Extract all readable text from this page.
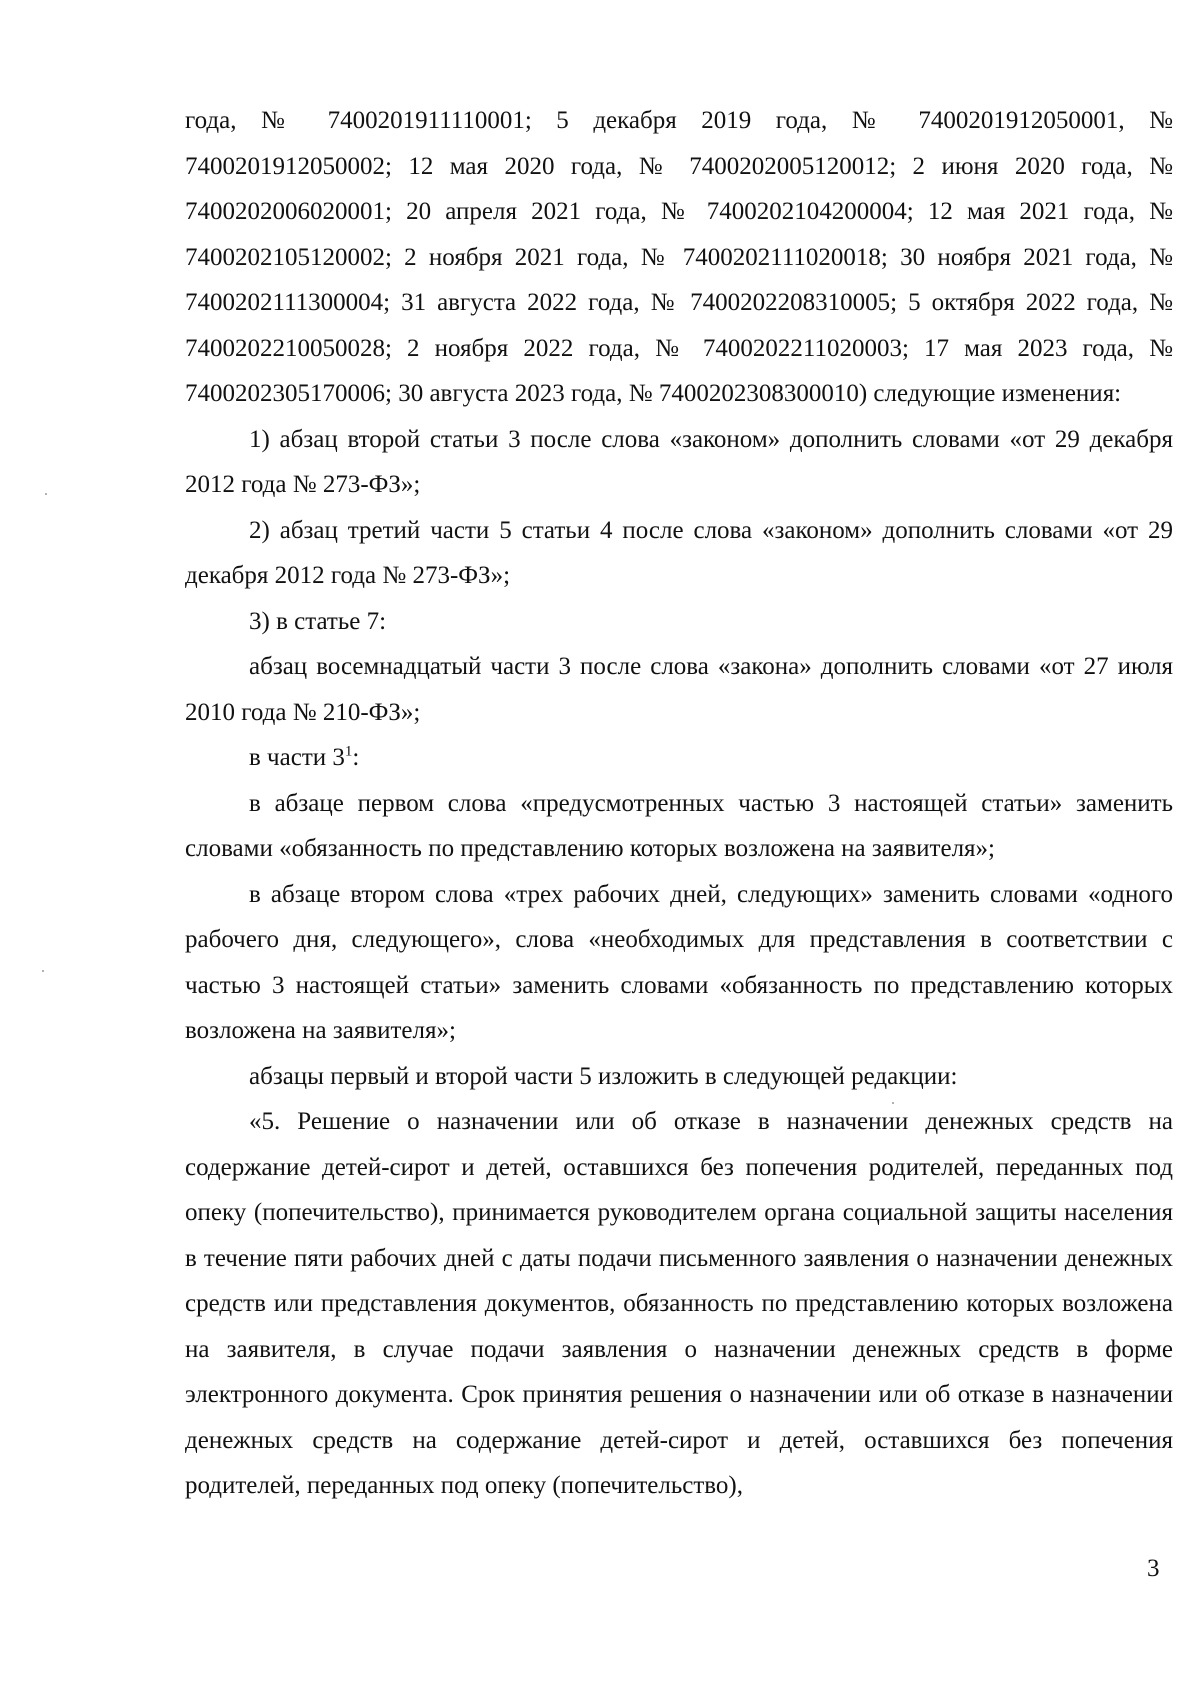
года, № 7400201911110001; 5 декабря 2019 года, № 7400201912050001, № 7400201912050002; 12 мая 2020 года, № 7400202005120012; 2 июня 2020 года, № 7400202006020001; 20 апреля 2021 года, № 7400202104200004; 12 мая 2021 года, № 7400202105120002; 2 ноября 2021 года, № 7400202111020018; 30 ноября 2021 года, № 7400202111300004; 31 августа 2022 года, № 7400202208310005; 5 октября 2022 года, № 7400202210050028; 2 ноября 2022 года, № 7400202211020003; 17 мая 2023 года, № 7400202305170006; 30 августа 2023 года, № 7400202308300010) следующие изменения:

1) абзац второй статьи 3 после слова «законом» дополнить словами «от 29 декабря 2012 года № 273-ФЗ»;

2) абзац третий части 5 статьи 4 после слова «законом» дополнить словами «от 29 декабря 2012 года № 273-ФЗ»;

3) в статье 7:

абзац восемнадцатый части 3 после слова «закона» дополнить словами «от 27 июля 2010 года № 210-ФЗ»;

в части $3^1$:

в абзаце первом слова «предусмотренных частью 3 настоящей статьи» заменить словами «обязанность по представлению которых возложена на заявителя»;

в абзаце втором слова «трех рабочих дней, следующих» заменить словами «одного рабочего дня, следующего», слова «необходимых для представления в соответствии с частью 3 настоящей статьи» заменить словами «обязанность по представлению которых возложена на заявителя»;

абзацы первый и второй части 5 изложить в следующей редакции:

«5. Решение о назначении или об отказе в назначении денежных средств на содержание детей-сирот и детей, оставшихся без попечения родителей, переданных под опеку (попечительство), принимается руководителем органа социальной защиты населения в течение пяти рабочих дней с даты подачи письменного заявления о назначении денежных средств или представления документов, обязанность по представлению которых возложена на заявителя, в случае подачи заявления о назначении денежных средств в форме электронного документа. Срок принятия решения о назначении или об отказе в назначении денежных средств на содержание детей-сирот и детей, оставшихся без попечения родителей, переданных под опеку (попечительство),

3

---

**WHAT TO DO:**
Where a line contains the string "законом", extract that line.

**ANSWER:**
1) абзац второй статьи 3 после слова «законом» дополнить словами «от 29 декабря 2012 года № 273-ФЗ»;
2) абзац третий части 5 статьи 4 после слова «законом» дополнить словами «от 29 декабря 2012 года № 273-ФЗ»;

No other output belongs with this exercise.